> **Records to process**:

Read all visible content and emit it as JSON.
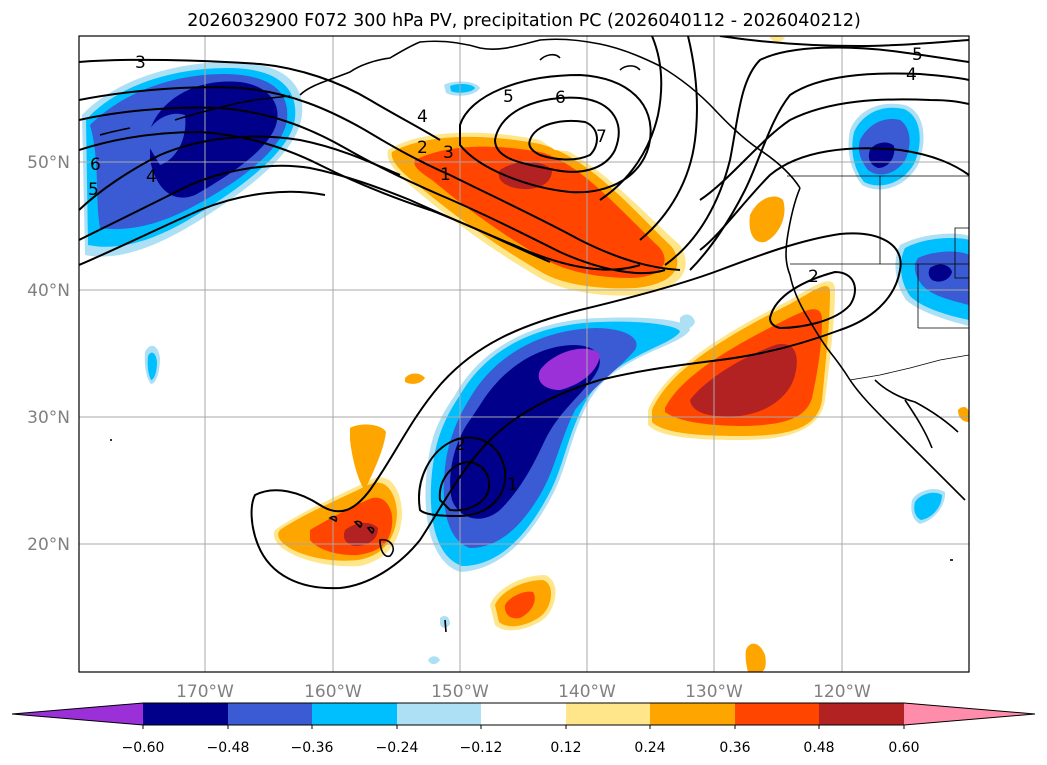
{
  "title": "2026032900 F072 300 hPa PV, precipitation PC (2026040112 - 2026040212)",
  "latitude_labels": [
    "50°N",
    "40°N",
    "30°N",
    "20°N"
  ],
  "longitude_labels": [
    "170°W",
    "160°W",
    "150°W",
    "140°W",
    "130°W",
    "120°W"
  ],
  "contour_labels": [
    "3",
    "5",
    "6",
    "7",
    "4",
    "2",
    "3",
    "1",
    "5",
    "6",
    "4",
    "5",
    "4",
    "2",
    "2",
    "1"
  ],
  "colorbar": {
    "tick_labels": [
      "−0.60",
      "−0.48",
      "−0.36",
      "−0.24",
      "−0.12",
      "0.12",
      "0.24",
      "0.36",
      "0.48",
      "0.60"
    ],
    "colors": [
      "#9b30d9",
      "#00008b",
      "#3a5bd3",
      "#00bfff",
      "#ade0f5",
      "#ffffff",
      "#ffe68a",
      "#ffa500",
      "#ff4500",
      "#b22222",
      "#ff8caa"
    ]
  },
  "colors": {
    "grid": "#a8a8a8",
    "axis_label": "#808080",
    "contour": "#000000"
  }
}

> **Set exercise**:
Output every entry exactly as given; pictures are not part of the copy.

> **Output of the exercise**:
Read all visible content and emit it as JSON.
{
  "title": "2026032900 F072 300 hPa PV, precipitation PC (2026040112 - 2026040212)",
  "latitude_labels": [
    "50°N",
    "40°N",
    "30°N",
    "20°N"
  ],
  "longitude_labels": [
    "170°W",
    "160°W",
    "150°W",
    "140°W",
    "130°W",
    "120°W"
  ],
  "contour_labels": [
    "3",
    "5",
    "6",
    "7",
    "4",
    "2",
    "3",
    "1",
    "5",
    "6",
    "4",
    "5",
    "4",
    "2",
    "2",
    "1"
  ],
  "colorbar": {
    "tick_labels": [
      "−0.60",
      "−0.48",
      "−0.36",
      "−0.24",
      "−0.12",
      "0.12",
      "0.24",
      "0.36",
      "0.48",
      "0.60"
    ],
    "colors": [
      "#9b30d9",
      "#00008b",
      "#3a5bd3",
      "#00bfff",
      "#ade0f5",
      "#ffffff",
      "#ffe68a",
      "#ffa500",
      "#ff4500",
      "#b22222",
      "#ff8caa"
    ]
  },
  "colors": {
    "grid": "#a8a8a8",
    "axis_label": "#808080",
    "contour": "#000000"
  }
}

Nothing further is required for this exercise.